• Written exercise: Return all lines below containing the word "Output".

• The input:
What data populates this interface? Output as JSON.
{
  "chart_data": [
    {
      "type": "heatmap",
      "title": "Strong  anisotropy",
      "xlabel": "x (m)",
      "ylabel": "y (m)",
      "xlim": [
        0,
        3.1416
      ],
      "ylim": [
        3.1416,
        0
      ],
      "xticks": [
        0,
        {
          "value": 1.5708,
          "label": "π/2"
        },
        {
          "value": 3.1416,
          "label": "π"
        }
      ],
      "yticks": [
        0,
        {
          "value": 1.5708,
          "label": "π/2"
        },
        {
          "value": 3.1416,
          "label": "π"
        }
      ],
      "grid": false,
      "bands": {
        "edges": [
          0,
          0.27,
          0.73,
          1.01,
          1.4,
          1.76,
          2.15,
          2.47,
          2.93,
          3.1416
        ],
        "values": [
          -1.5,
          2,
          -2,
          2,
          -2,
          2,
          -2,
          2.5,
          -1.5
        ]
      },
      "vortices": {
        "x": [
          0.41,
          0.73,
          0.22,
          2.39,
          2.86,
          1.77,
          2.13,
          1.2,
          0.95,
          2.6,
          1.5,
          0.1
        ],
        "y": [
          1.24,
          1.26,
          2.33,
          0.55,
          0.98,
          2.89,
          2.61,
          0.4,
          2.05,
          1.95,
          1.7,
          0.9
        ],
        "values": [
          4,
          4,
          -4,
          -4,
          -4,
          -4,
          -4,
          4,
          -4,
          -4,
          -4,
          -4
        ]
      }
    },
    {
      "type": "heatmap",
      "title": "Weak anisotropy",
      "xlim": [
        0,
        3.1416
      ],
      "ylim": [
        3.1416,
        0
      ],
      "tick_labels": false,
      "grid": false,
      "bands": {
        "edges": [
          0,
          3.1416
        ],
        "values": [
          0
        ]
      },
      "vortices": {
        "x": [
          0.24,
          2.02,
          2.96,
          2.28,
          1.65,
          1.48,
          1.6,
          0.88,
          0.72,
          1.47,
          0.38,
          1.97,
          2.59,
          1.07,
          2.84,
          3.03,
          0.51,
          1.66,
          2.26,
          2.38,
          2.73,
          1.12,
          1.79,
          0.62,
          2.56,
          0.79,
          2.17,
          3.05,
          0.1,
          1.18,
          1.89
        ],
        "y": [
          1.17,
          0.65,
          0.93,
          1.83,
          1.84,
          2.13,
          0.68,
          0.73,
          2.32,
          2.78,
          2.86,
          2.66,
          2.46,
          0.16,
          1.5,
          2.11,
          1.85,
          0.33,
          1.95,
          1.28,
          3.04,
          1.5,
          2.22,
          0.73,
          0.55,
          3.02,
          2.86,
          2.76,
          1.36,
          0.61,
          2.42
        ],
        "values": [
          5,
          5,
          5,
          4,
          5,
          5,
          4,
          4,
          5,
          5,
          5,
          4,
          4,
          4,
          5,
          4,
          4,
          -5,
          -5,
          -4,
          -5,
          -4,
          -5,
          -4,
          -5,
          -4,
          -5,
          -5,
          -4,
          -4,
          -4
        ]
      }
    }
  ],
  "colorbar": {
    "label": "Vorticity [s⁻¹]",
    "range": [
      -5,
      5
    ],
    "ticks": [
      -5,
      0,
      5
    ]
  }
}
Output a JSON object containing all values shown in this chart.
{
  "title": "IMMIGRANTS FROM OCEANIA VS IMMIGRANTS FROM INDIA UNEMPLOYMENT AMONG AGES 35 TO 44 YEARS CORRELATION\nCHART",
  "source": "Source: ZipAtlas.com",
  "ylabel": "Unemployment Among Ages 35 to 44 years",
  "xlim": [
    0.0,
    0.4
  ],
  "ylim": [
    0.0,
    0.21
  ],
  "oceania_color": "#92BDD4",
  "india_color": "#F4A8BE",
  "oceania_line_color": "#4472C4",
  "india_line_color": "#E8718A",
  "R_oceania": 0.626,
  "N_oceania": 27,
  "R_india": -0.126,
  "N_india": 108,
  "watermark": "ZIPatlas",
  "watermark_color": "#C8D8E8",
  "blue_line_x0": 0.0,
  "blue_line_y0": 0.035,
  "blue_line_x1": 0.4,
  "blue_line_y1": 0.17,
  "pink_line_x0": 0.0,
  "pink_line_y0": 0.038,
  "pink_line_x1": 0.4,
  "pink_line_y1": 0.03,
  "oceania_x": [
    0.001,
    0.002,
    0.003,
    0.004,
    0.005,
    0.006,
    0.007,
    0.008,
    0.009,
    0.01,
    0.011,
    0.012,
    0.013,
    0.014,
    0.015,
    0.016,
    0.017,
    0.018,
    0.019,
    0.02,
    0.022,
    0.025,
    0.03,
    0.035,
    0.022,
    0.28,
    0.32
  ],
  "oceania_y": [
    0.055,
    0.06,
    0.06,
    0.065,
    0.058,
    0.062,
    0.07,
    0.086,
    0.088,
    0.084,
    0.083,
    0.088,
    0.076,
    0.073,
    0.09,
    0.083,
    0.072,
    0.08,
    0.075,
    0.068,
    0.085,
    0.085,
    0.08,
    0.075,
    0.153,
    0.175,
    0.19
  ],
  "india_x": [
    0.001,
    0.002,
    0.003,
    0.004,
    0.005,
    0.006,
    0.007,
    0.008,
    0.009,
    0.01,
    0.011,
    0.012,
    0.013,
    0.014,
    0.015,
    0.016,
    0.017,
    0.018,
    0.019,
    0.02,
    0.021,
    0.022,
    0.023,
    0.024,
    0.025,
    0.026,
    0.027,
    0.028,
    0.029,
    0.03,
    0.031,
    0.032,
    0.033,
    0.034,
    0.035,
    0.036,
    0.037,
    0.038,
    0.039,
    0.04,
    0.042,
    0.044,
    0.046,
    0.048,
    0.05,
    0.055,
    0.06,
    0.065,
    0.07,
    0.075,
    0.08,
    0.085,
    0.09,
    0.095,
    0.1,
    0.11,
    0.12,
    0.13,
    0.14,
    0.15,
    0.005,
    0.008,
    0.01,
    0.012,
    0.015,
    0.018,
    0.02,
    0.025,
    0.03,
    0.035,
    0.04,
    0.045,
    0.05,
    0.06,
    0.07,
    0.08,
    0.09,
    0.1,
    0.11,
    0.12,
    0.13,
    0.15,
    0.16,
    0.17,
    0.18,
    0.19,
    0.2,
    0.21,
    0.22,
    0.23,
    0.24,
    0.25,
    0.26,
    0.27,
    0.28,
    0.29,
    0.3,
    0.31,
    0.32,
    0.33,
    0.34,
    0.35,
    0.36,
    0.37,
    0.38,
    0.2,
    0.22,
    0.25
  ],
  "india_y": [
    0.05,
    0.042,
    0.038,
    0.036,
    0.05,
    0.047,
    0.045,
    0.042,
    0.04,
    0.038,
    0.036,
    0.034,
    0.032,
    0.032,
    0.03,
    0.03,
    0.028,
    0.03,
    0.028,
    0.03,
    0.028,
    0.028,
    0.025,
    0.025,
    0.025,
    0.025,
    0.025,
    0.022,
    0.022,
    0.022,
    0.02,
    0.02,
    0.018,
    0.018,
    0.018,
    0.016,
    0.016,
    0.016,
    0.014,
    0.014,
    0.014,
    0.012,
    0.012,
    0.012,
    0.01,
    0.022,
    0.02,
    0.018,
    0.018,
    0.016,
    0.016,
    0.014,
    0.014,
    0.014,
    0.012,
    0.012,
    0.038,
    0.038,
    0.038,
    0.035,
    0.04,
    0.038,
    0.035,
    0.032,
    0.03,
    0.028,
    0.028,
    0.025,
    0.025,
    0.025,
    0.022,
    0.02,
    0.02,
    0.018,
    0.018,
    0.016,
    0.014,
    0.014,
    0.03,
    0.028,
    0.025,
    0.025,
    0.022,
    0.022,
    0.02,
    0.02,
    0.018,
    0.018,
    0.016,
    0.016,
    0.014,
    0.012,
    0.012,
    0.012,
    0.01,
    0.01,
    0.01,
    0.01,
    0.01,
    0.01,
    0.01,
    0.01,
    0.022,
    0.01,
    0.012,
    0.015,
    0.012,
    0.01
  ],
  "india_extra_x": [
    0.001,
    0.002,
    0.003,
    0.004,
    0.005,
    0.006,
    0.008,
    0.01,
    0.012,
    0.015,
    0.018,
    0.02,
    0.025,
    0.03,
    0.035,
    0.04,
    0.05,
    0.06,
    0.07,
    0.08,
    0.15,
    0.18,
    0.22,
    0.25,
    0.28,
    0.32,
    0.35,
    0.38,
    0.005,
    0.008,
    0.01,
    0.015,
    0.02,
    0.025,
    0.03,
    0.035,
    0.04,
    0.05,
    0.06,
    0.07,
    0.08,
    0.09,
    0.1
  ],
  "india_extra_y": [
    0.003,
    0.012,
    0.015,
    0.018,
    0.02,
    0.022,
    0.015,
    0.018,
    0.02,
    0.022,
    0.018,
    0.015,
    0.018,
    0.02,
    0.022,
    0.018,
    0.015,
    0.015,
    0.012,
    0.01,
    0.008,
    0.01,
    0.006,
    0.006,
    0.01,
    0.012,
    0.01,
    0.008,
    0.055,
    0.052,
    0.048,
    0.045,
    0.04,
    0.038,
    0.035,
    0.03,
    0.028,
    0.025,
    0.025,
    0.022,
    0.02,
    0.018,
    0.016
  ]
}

• Expected answer:
What data populates this interface? Output as JSON.
Output a JSON object containing all values shown in this chart.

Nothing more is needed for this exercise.